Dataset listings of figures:
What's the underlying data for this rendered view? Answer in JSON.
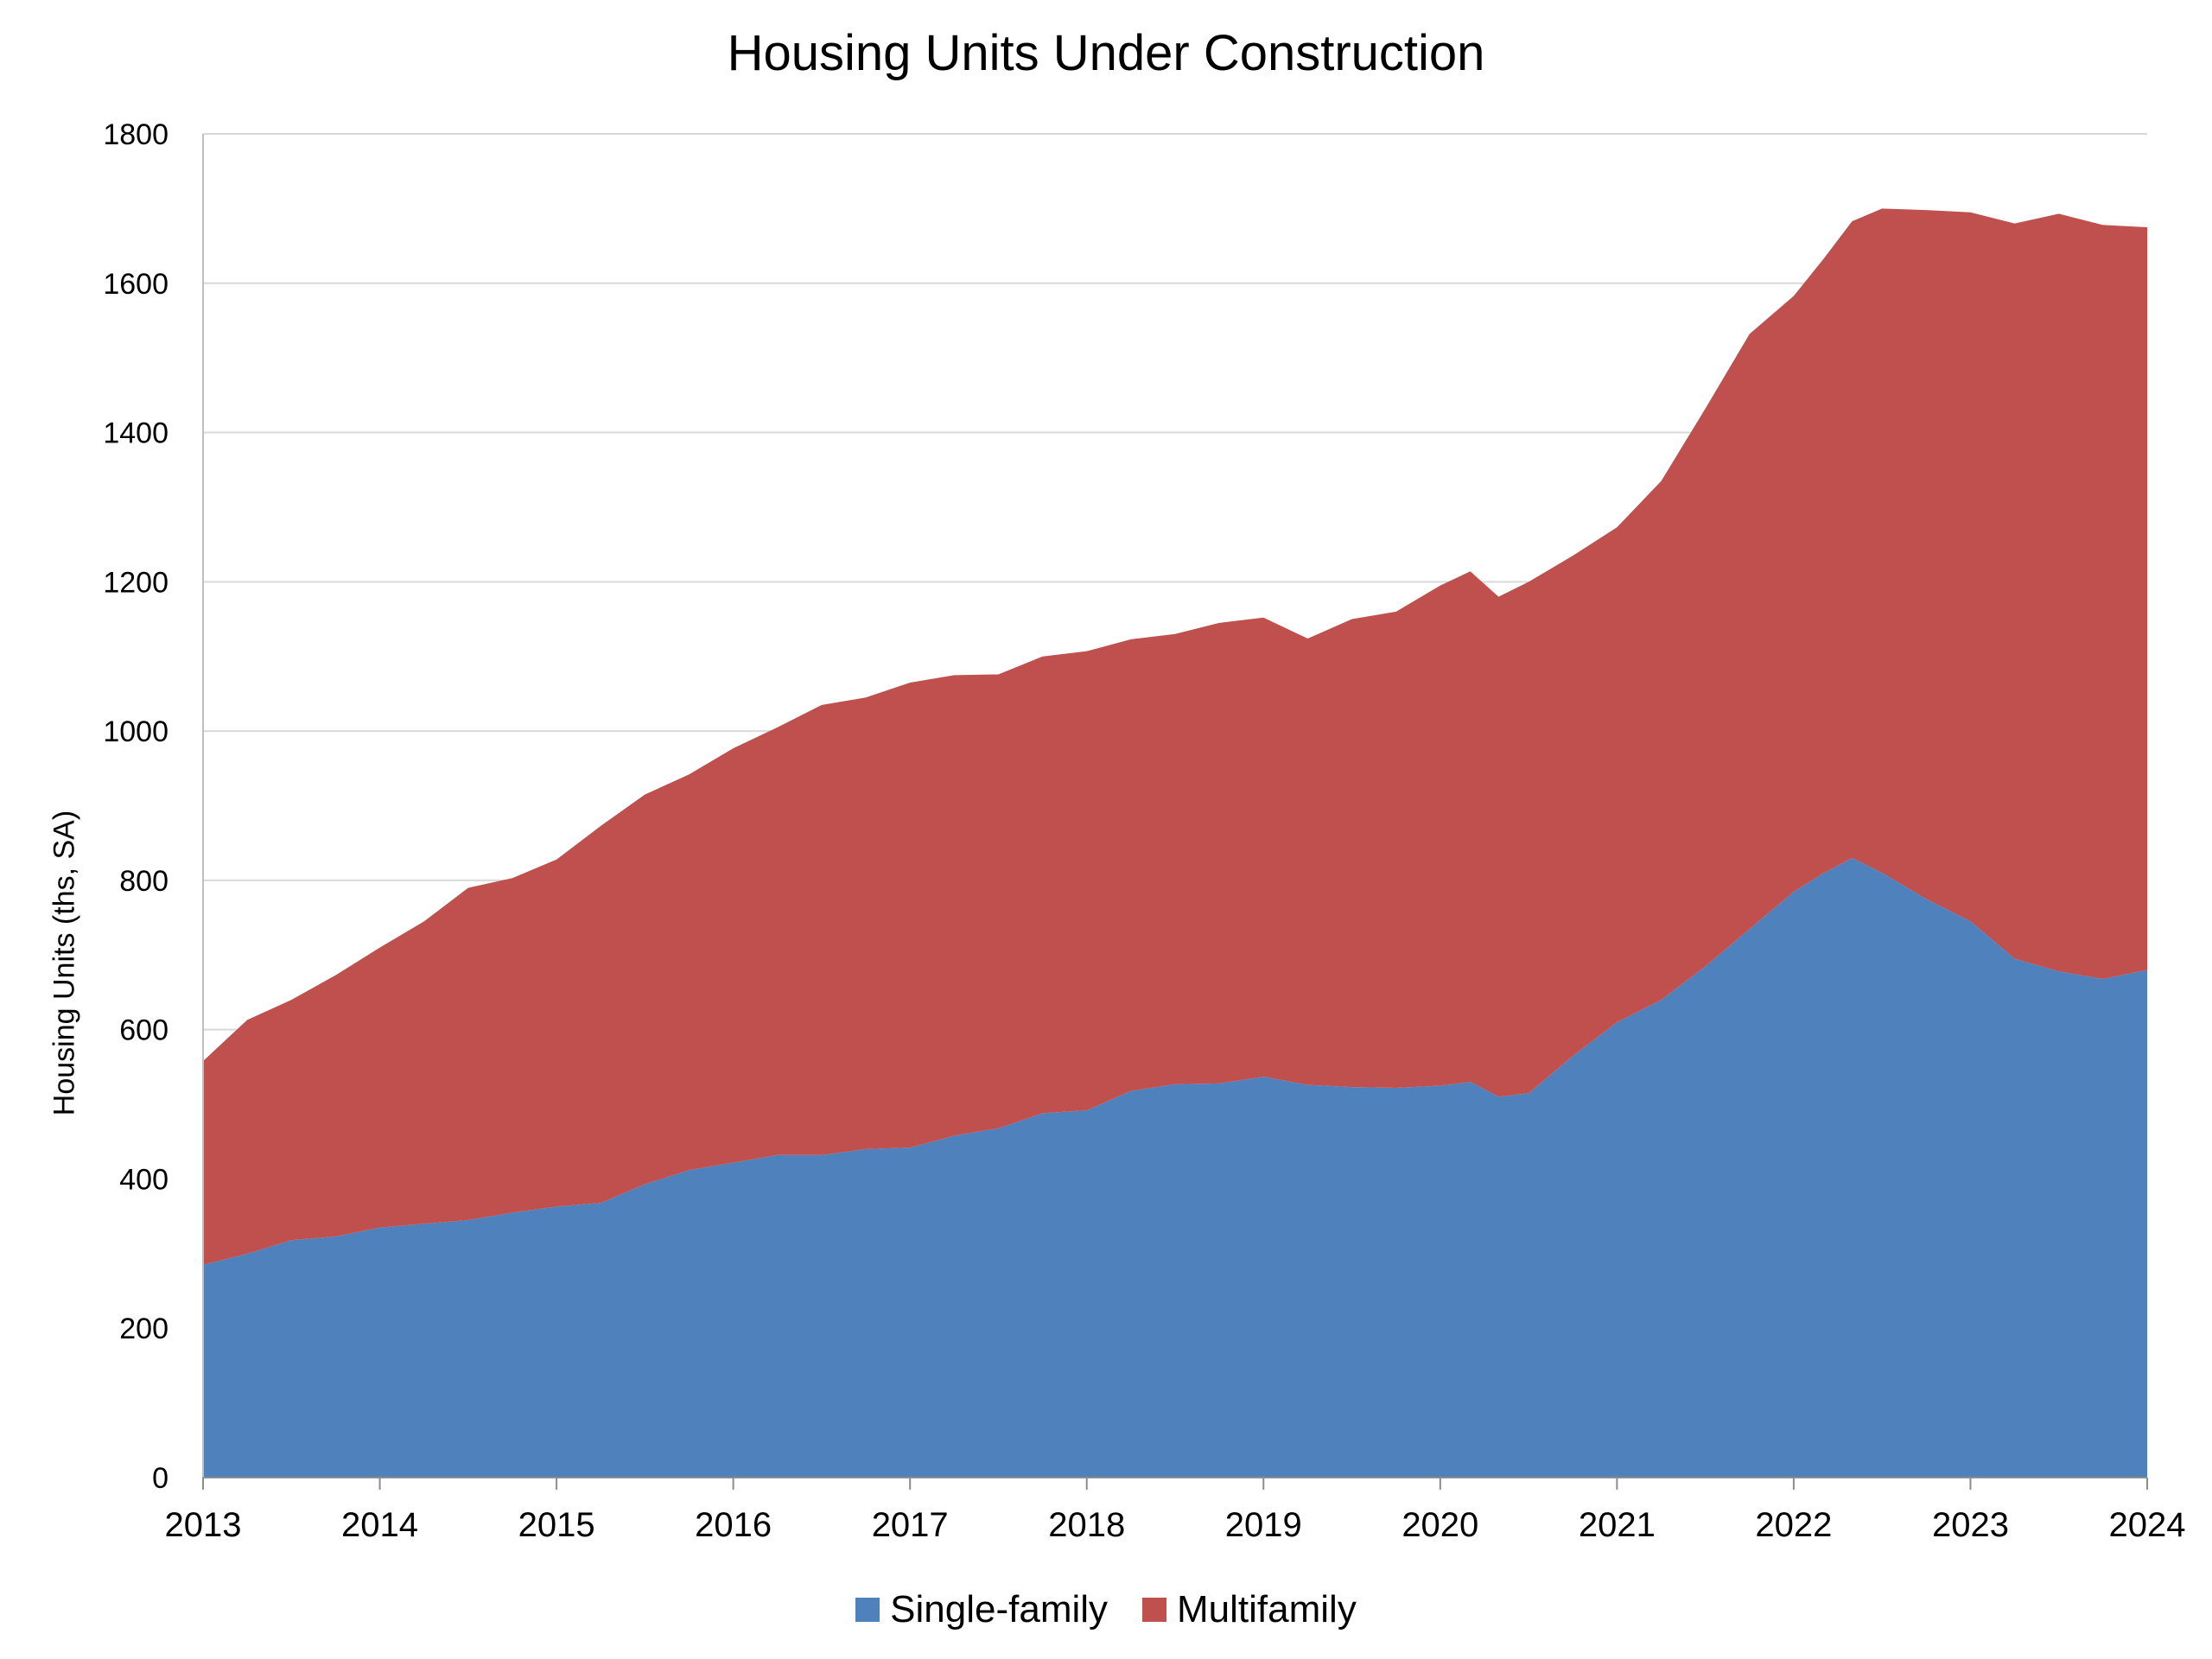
{
  "chart_data": {
    "type": "area",
    "stacked": true,
    "title": "Housing Units Under Construction",
    "ylabel": "Housing Units (ths, SA)",
    "xlabel": "",
    "xlim": [
      2013,
      2024
    ],
    "ylim": [
      0,
      1800
    ],
    "yticks": [
      0,
      200,
      400,
      600,
      800,
      1000,
      1200,
      1400,
      1600,
      1800
    ],
    "xticks": [
      "2013",
      "2014",
      "2015",
      "2016",
      "2017",
      "2018",
      "2019",
      "2020",
      "2021",
      "2022",
      "2023",
      "2024"
    ],
    "grid": "horizontal",
    "legend": "bottom-center",
    "x": [
      2013.0,
      2013.25,
      2013.5,
      2013.75,
      2014.0,
      2014.25,
      2014.5,
      2014.75,
      2015.0,
      2015.25,
      2015.5,
      2015.75,
      2016.0,
      2016.25,
      2016.5,
      2016.75,
      2017.0,
      2017.25,
      2017.5,
      2017.75,
      2018.0,
      2018.25,
      2018.5,
      2018.75,
      2019.0,
      2019.25,
      2019.5,
      2019.75,
      2020.0,
      2020.17,
      2020.33,
      2020.5,
      2020.75,
      2021.0,
      2021.25,
      2021.5,
      2021.75,
      2022.0,
      2022.17,
      2022.33,
      2022.5,
      2022.75,
      2023.0,
      2023.25,
      2023.5,
      2023.75,
      2024.0
    ],
    "series": [
      {
        "name": "Single-family",
        "color": "#4f81bd",
        "values": [
          285,
          300,
          318,
          323,
          335,
          340,
          345,
          355,
          363,
          368,
          393,
          412,
          422,
          432,
          432,
          440,
          442,
          458,
          468,
          488,
          492,
          518,
          527,
          528,
          537,
          526,
          523,
          522,
          525,
          530,
          510,
          515,
          565,
          610,
          640,
          685,
          735,
          785,
          810,
          830,
          810,
          775,
          745,
          695,
          678,
          668,
          680
        ]
      },
      {
        "name": "Multifamily",
        "color": "#c0504d",
        "values": [
          273,
          313,
          322,
          350,
          375,
          405,
          445,
          448,
          465,
          505,
          522,
          530,
          555,
          573,
          603,
          605,
          623,
          617,
          608,
          612,
          615,
          605,
          603,
          617,
          615,
          598,
          627,
          638,
          670,
          684,
          670,
          685,
          670,
          663,
          695,
          747,
          797,
          798,
          823,
          853,
          890,
          923,
          950,
          985,
          1015,
          1010,
          995
        ]
      }
    ]
  }
}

*The problem*. Leave out the pictures and print every line of the data exactly.

*The solution*.
What's the underlying data for this rendered view? Answer in JSON.
{
  "chart_data": {
    "type": "area",
    "stacked": true,
    "title": "Housing Units Under Construction",
    "ylabel": "Housing Units (ths, SA)",
    "xlabel": "",
    "xlim": [
      2013,
      2024
    ],
    "ylim": [
      0,
      1800
    ],
    "yticks": [
      0,
      200,
      400,
      600,
      800,
      1000,
      1200,
      1400,
      1600,
      1800
    ],
    "xticks": [
      "2013",
      "2014",
      "2015",
      "2016",
      "2017",
      "2018",
      "2019",
      "2020",
      "2021",
      "2022",
      "2023",
      "2024"
    ],
    "grid": "horizontal",
    "legend": "bottom-center",
    "x": [
      2013.0,
      2013.25,
      2013.5,
      2013.75,
      2014.0,
      2014.25,
      2014.5,
      2014.75,
      2015.0,
      2015.25,
      2015.5,
      2015.75,
      2016.0,
      2016.25,
      2016.5,
      2016.75,
      2017.0,
      2017.25,
      2017.5,
      2017.75,
      2018.0,
      2018.25,
      2018.5,
      2018.75,
      2019.0,
      2019.25,
      2019.5,
      2019.75,
      2020.0,
      2020.17,
      2020.33,
      2020.5,
      2020.75,
      2021.0,
      2021.25,
      2021.5,
      2021.75,
      2022.0,
      2022.17,
      2022.33,
      2022.5,
      2022.75,
      2023.0,
      2023.25,
      2023.5,
      2023.75,
      2024.0
    ],
    "series": [
      {
        "name": "Single-family",
        "color": "#4f81bd",
        "values": [
          285,
          300,
          318,
          323,
          335,
          340,
          345,
          355,
          363,
          368,
          393,
          412,
          422,
          432,
          432,
          440,
          442,
          458,
          468,
          488,
          492,
          518,
          527,
          528,
          537,
          526,
          523,
          522,
          525,
          530,
          510,
          515,
          565,
          610,
          640,
          685,
          735,
          785,
          810,
          830,
          810,
          775,
          745,
          695,
          678,
          668,
          680
        ]
      },
      {
        "name": "Multifamily",
        "color": "#c0504d",
        "values": [
          273,
          313,
          322,
          350,
          375,
          405,
          445,
          448,
          465,
          505,
          522,
          530,
          555,
          573,
          603,
          605,
          623,
          617,
          608,
          612,
          615,
          605,
          603,
          617,
          615,
          598,
          627,
          638,
          670,
          684,
          670,
          685,
          670,
          663,
          695,
          747,
          797,
          798,
          823,
          853,
          890,
          923,
          950,
          985,
          1015,
          1010,
          995
        ]
      }
    ]
  }
}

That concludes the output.